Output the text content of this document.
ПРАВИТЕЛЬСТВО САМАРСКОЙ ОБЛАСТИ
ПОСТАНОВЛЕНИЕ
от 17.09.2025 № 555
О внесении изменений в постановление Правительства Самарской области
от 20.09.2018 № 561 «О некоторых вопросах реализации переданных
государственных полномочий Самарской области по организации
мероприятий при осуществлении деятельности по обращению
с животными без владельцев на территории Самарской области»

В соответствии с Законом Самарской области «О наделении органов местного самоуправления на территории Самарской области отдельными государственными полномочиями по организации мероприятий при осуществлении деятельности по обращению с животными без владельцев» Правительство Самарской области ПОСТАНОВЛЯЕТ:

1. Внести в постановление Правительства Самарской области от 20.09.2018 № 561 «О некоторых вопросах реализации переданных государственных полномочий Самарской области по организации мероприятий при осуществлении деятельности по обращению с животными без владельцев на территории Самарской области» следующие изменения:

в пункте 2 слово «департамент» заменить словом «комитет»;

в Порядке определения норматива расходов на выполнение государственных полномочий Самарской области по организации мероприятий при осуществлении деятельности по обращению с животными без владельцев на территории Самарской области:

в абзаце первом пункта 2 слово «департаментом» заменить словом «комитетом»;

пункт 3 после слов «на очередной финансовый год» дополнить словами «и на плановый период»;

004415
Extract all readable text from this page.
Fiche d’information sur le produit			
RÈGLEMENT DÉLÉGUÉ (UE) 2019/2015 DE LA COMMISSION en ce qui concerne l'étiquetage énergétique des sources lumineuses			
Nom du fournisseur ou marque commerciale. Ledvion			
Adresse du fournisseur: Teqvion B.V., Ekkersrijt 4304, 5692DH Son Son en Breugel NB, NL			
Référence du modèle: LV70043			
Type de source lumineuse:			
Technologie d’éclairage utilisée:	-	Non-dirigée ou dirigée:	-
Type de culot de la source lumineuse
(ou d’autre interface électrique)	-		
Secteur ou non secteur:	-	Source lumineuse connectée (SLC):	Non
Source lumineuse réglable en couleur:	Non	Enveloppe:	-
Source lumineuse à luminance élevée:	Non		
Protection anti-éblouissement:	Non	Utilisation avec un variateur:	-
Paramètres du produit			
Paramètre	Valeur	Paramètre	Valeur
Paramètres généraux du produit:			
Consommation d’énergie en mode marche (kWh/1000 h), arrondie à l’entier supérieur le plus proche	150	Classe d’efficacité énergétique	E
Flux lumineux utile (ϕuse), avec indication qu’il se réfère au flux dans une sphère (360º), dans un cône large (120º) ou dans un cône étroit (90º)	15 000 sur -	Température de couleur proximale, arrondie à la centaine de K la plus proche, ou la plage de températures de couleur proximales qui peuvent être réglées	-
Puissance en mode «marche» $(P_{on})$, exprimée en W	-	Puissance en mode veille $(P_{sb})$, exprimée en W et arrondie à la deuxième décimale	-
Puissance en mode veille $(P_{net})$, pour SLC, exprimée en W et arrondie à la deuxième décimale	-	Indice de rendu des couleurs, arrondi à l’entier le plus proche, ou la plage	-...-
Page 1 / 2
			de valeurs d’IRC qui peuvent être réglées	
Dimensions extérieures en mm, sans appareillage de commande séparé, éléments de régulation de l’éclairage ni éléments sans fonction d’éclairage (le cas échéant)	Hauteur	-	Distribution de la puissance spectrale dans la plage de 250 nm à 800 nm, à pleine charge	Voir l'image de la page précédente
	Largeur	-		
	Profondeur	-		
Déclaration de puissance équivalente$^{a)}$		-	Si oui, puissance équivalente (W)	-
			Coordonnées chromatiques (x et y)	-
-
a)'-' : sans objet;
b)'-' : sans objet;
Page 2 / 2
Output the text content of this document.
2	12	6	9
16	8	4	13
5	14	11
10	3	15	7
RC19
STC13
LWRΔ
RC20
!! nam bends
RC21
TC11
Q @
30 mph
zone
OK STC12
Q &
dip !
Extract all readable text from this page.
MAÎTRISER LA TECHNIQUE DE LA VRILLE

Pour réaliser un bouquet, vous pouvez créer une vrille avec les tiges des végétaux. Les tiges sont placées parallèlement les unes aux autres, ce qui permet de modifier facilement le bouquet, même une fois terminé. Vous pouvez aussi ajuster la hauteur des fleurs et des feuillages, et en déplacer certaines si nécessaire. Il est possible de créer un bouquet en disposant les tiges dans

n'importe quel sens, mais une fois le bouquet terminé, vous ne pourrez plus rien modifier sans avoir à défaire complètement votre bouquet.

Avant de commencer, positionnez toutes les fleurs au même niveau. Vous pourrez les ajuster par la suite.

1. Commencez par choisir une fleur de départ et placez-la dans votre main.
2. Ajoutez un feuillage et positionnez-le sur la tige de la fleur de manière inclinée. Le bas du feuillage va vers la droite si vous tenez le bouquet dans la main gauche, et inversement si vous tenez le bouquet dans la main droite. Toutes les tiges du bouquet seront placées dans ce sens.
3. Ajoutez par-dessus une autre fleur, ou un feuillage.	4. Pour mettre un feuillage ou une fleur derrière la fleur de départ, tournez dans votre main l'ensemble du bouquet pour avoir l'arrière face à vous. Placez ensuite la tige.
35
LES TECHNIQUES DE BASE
########################################
Your goal ▸ Write the data back out verbatim.

Answer to this task ▸
Output the text content of this document.
ПРАВИТЕЛЬСТВО САМАРСКОЙ ОБЛАСТИ
ПОСТАНОВЛЕНИЕ
от 17.09.2025 № 555
О внесении изменений в постановление Правительства Самарской области
от 20.09.2018 № 561 «О некоторых вопросах реализации переданных
государственных полномочий Самарской области по организации
мероприятий при осуществлении деятельности по обращению
с животными без владельцев на территории Самарской области»

В соответствии с Законом Самарской области «О наделении органов местного самоуправления на территории Самарской области отдельными государственными полномочиями по организации мероприятий при осуществлении деятельности по обращению с животными без владельцев» Правительство Самарской области ПОСТАНОВЛЯЕТ:

1. Внести в постановление Правительства Самарской области от 20.09.2018 № 561 «О некоторых вопросах реализации переданных государственных полномочий Самарской области по организации мероприятий при осуществлении деятельности по обращению с животными без владельцев на территории Самарской области» следующие изменения:

в пункте 2 слово «департамент» заменить словом «комитет»;

в Порядке определения норматива расходов на выполнение государственных полномочий Самарской области по организации мероприятий при осуществлении деятельности по обращению с животными без владельцев на территории Самарской области:

в абзаце первом пункта 2 слово «департаментом» заменить словом «комитетом»;

пункт 3 после слов «на очередной финансовый год» дополнить словами «и на плановый период»;

004415
Extract all readable text from this page.
Fiche d’information sur le produit			
RÈGLEMENT DÉLÉGUÉ (UE) 2019/2015 DE LA COMMISSION en ce qui concerne l'étiquetage énergétique des sources lumineuses			
Nom du fournisseur ou marque commerciale. Ledvion			
Adresse du fournisseur: Teqvion B.V., Ekkersrijt 4304, 5692DH Son Son en Breugel NB, NL			
Référence du modèle: LV70043			
Type de source lumineuse:			
Technologie d’éclairage utilisée:	-	Non-dirigée ou dirigée:	-
Type de culot de la source lumineuse
(ou d’autre interface électrique)	-		
Secteur ou non secteur:	-	Source lumineuse connectée (SLC):	Non
Source lumineuse réglable en couleur:	Non	Enveloppe:	-
Source lumineuse à luminance élevée:	Non		
Protection anti-éblouissement:	Non	Utilisation avec un variateur:	-
Paramètres du produit			
Paramètre	Valeur	Paramètre	Valeur
Paramètres généraux du produit:			
Consommation d’énergie en mode marche (kWh/1000 h), arrondie à l’entier supérieur le plus proche	150	Classe d’efficacité énergétique	E
Flux lumineux utile (ϕuse), avec indication qu’il se réfère au flux dans une sphère (360º), dans un cône large (120º) ou dans un cône étroit (90º)	15 000 sur -	Température de couleur proximale, arrondie à la centaine de K la plus proche, ou la plage de températures de couleur proximales qui peuvent être réglées	-
Puissance en mode «marche» $(P_{on})$, exprimée en W	-	Puissance en mode veille $(P_{sb})$, exprimée en W et arrondie à la deuxième décimale	-
Puissance en mode veille $(P_{net})$, pour SLC, exprimée en W et arrondie à la deuxième décimale	-	Indice de rendu des couleurs, arrondi à l’entier le plus proche, ou la plage	-...-
Page 1 / 2
			de valeurs d’IRC qui peuvent être réglées	
Dimensions extérieures en mm, sans appareillage de commande séparé, éléments de régulation de l’éclairage ni éléments sans fonction d’éclairage (le cas échéant)	Hauteur	-	Distribution de la puissance spectrale dans la plage de 250 nm à 800 nm, à pleine charge	Voir l'image de la page précédente
	Largeur	-		
	Profondeur	-		
Déclaration de puissance équivalente$^{a)}$		-	Si oui, puissance équivalente (W)	-
			Coordonnées chromatiques (x et y)	-
-
a)'-' : sans objet;
b)'-' : sans objet;
Page 2 / 2
Output the text content of this document.
2	12	6	9
16	8	4	13
5	14	11
10	3	15	7
RC19
STC13
LWRΔ
RC20
!! nam bends
RC21
TC11
Q @
30 mph
zone
OK STC12
Q &
dip !
Extract all readable text from this page.
MAÎTRISER LA TECHNIQUE DE LA VRILLE

Pour réaliser un bouquet, vous pouvez créer une vrille avec les tiges des végétaux. Les tiges sont placées parallèlement les unes aux autres, ce qui permet de modifier facilement le bouquet, même une fois terminé. Vous pouvez aussi ajuster la hauteur des fleurs et des feuillages, et en déplacer certaines si nécessaire. Il est possible de créer un bouquet en disposant les tiges dans

n'importe quel sens, mais une fois le bouquet terminé, vous ne pourrez plus rien modifier sans avoir à défaire complètement votre bouquet.

Avant de commencer, positionnez toutes les fleurs au même niveau. Vous pourrez les ajuster par la suite.

1. Commencez par choisir une fleur de départ et placez-la dans votre main.
2. Ajoutez un feuillage et positionnez-le sur la tige de la fleur de manière inclinée. Le bas du feuillage va vers la droite si vous tenez le bouquet dans la main gauche, et inversement si vous tenez le bouquet dans la main droite. Toutes les tiges du bouquet seront placées dans ce sens.
3. Ajoutez par-dessus une autre fleur, ou un feuillage.	4. Pour mettre un feuillage ou une fleur derrière la fleur de départ, tournez dans votre main l'ensemble du bouquet pour avoir l'arrière face à vous. Placez ensuite la tige.
35
LES TECHNIQUES DE BASE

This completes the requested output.